• WRITTEN TASK:
Gather all lines in the data that hold the string "hint".

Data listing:

○ ○ ○ ○ ○

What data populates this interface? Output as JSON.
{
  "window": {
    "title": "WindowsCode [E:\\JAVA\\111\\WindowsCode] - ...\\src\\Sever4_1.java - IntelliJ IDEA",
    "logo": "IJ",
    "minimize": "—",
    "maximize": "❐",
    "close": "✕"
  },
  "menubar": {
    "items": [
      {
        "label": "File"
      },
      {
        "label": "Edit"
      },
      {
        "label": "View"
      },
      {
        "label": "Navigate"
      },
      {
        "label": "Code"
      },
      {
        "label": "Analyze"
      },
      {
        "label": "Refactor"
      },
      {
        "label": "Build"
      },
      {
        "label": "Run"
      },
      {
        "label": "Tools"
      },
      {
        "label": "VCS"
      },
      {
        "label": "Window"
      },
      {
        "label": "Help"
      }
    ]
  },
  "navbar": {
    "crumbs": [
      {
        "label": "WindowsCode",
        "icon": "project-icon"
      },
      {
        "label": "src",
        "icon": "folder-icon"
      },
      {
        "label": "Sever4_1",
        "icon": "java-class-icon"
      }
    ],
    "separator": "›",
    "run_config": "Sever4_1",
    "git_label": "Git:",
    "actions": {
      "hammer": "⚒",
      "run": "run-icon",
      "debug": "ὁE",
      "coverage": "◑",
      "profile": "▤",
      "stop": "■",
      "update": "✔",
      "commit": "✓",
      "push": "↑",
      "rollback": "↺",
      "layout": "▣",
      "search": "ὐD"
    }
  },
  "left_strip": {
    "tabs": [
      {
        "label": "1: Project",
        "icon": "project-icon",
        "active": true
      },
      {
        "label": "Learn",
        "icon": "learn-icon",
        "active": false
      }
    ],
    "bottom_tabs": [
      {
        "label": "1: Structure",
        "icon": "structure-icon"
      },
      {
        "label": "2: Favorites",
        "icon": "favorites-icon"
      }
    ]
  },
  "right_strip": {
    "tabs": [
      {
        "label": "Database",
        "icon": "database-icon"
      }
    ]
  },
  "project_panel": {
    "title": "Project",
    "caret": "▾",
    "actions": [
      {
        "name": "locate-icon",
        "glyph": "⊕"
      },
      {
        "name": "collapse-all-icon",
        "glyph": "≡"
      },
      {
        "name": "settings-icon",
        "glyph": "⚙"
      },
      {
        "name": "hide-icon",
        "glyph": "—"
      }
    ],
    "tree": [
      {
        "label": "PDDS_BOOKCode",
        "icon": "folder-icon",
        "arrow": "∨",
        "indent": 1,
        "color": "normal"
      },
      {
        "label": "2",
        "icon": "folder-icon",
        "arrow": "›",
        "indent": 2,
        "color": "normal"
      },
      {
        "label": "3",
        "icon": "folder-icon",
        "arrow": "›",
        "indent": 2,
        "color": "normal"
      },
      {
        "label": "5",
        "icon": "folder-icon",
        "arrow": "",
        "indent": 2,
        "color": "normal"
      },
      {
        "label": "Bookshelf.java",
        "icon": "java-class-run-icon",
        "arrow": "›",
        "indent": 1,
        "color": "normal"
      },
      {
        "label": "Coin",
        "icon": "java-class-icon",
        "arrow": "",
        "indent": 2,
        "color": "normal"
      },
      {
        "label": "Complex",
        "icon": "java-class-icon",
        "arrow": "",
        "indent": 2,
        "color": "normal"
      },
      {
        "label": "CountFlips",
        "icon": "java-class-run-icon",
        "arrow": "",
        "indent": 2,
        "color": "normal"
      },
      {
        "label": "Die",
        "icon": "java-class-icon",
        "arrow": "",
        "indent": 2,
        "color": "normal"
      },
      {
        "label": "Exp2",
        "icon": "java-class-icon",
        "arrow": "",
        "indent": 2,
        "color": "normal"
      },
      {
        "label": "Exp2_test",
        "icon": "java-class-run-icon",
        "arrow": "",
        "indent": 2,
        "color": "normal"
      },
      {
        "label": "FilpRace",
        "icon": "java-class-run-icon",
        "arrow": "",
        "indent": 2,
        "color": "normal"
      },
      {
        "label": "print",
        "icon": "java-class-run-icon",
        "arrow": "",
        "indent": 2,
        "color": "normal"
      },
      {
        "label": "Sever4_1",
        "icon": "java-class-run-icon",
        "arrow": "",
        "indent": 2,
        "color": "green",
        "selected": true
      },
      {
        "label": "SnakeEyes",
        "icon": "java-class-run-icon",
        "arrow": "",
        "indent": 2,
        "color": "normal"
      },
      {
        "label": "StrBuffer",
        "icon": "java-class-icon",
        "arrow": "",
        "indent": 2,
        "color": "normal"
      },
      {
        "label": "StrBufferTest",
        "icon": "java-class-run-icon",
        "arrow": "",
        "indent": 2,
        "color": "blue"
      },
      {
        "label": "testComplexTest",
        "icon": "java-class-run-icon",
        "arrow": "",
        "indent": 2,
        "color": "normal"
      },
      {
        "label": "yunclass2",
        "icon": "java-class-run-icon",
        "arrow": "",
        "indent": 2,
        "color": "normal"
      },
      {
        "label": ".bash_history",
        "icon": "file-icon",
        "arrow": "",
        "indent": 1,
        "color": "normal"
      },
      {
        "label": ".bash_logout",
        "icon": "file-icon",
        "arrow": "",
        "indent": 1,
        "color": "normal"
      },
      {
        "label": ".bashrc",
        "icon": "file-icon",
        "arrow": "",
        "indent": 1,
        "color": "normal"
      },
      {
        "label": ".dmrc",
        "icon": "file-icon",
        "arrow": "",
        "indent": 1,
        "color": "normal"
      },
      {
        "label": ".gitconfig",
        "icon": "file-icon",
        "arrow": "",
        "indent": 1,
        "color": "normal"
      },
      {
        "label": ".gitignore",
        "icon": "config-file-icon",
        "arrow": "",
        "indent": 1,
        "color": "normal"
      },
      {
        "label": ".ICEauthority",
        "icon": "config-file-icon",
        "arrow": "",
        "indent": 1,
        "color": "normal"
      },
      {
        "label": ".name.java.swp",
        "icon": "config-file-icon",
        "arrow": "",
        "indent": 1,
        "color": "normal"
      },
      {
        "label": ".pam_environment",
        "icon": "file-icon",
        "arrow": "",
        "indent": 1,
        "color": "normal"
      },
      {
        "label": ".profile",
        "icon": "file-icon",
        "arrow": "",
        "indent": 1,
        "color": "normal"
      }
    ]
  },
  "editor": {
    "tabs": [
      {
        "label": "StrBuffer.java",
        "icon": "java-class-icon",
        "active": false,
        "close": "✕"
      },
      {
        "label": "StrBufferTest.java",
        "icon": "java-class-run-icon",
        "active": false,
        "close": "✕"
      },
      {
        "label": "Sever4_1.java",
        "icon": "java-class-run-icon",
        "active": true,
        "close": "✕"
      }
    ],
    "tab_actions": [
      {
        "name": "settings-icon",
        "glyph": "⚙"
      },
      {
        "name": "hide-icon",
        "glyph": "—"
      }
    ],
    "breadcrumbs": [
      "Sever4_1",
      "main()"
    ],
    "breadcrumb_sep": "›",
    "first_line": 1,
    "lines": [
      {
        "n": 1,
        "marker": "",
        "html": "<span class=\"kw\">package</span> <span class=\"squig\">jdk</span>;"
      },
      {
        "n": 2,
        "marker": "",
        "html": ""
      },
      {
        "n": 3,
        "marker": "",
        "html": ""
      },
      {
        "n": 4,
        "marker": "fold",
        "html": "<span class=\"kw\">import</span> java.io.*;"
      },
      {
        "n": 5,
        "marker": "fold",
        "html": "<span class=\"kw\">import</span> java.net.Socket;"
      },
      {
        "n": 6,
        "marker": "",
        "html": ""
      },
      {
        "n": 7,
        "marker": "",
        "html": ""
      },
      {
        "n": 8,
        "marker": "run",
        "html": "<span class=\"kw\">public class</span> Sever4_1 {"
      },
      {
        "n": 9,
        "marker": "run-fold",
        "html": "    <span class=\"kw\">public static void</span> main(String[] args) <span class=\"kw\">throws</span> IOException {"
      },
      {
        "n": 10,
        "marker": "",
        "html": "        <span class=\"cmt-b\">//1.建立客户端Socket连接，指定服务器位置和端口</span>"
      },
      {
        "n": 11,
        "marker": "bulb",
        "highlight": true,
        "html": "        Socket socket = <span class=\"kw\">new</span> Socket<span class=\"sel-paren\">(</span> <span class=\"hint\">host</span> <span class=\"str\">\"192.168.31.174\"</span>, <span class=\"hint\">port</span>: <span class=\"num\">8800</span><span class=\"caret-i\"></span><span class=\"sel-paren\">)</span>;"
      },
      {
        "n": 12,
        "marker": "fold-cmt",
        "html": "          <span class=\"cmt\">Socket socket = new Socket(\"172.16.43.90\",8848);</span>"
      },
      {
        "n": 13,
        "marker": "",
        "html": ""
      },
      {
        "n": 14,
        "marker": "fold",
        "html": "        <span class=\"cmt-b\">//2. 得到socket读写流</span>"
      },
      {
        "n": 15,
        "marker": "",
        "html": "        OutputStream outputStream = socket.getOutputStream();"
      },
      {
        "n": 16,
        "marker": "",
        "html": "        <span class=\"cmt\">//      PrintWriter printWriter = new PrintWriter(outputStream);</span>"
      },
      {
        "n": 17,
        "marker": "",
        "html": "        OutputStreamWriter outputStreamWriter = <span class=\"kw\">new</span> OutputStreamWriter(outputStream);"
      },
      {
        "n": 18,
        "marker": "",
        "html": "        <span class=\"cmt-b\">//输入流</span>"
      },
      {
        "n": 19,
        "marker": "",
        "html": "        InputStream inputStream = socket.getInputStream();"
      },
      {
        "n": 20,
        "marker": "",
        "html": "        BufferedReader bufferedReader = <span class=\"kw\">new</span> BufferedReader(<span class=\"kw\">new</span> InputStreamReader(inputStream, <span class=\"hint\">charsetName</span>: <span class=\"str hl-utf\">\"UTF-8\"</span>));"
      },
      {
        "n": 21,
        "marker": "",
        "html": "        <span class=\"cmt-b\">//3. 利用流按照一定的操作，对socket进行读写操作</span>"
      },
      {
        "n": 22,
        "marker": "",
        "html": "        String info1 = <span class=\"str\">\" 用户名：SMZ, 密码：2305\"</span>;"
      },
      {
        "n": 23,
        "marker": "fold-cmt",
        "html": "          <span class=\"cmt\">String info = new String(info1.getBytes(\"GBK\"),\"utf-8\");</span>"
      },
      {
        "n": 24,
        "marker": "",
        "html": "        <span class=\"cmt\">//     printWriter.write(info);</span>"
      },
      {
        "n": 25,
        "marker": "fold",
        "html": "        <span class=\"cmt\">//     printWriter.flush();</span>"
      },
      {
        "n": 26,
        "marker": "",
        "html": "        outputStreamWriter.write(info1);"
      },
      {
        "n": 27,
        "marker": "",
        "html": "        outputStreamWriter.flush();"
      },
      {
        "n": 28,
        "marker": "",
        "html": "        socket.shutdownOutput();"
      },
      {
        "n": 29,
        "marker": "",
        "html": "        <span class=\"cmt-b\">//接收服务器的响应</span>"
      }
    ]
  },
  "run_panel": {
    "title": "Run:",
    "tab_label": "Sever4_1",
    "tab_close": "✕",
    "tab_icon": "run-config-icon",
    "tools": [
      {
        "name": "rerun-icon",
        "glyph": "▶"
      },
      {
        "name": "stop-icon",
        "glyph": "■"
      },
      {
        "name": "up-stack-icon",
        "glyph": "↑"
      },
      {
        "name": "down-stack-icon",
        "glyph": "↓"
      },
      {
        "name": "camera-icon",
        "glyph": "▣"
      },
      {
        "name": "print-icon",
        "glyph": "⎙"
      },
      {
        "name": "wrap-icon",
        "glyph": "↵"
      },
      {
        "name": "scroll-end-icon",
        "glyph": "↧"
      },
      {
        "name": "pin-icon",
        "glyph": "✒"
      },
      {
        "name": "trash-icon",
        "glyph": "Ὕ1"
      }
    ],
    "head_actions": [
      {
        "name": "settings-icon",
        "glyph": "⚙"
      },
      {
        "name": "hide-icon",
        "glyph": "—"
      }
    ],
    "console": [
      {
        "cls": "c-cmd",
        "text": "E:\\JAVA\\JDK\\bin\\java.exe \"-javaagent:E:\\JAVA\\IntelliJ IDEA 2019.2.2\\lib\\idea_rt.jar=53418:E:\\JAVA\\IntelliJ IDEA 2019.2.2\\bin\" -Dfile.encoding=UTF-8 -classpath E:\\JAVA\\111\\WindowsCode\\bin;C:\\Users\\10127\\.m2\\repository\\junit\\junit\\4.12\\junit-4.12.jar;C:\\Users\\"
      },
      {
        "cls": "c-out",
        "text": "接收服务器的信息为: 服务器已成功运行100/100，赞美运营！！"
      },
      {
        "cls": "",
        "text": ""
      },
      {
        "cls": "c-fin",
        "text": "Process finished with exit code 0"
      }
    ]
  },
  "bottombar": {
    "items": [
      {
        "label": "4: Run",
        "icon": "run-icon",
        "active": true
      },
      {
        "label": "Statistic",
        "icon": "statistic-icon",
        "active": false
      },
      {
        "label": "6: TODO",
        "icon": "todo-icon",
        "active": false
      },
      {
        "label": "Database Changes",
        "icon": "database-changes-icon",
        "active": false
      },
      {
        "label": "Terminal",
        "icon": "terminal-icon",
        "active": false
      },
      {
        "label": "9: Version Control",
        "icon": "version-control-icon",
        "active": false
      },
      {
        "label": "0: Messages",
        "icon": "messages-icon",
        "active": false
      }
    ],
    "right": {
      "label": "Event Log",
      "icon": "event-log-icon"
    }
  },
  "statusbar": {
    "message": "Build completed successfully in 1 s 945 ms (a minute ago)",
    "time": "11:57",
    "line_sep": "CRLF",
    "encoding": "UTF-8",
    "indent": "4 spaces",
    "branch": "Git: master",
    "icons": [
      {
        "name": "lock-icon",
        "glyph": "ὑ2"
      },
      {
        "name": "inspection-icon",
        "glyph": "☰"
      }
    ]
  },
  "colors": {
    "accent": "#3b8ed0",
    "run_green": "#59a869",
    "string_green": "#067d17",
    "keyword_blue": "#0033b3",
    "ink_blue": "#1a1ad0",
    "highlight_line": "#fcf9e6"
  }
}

○ ○ ○ ○ ○

• WRITTEN ANSWER:
        "html": "        Socket socket = <span class=\"kw\">new</span> Socket<span class=\"sel-paren\">(</span> <span class=\"hint\">host</span> <span class=\"str\">\"192.168.31.174\"</span>, <span class=\"hint\">port</span>: <span class=\"num\">8800</span><span class=\"caret-i\"></span><span class=\"sel-paren\">)</span>;"
        "html": "        BufferedReader bufferedReader = <span class=\"kw\">new</span> BufferedReader(<span class=\"kw\">new</span> InputStreamReader(inputStream, <span class=\"hint\">charsetName</span>: <span class=\"str hl-utf\">\"UTF-8\"</span>));"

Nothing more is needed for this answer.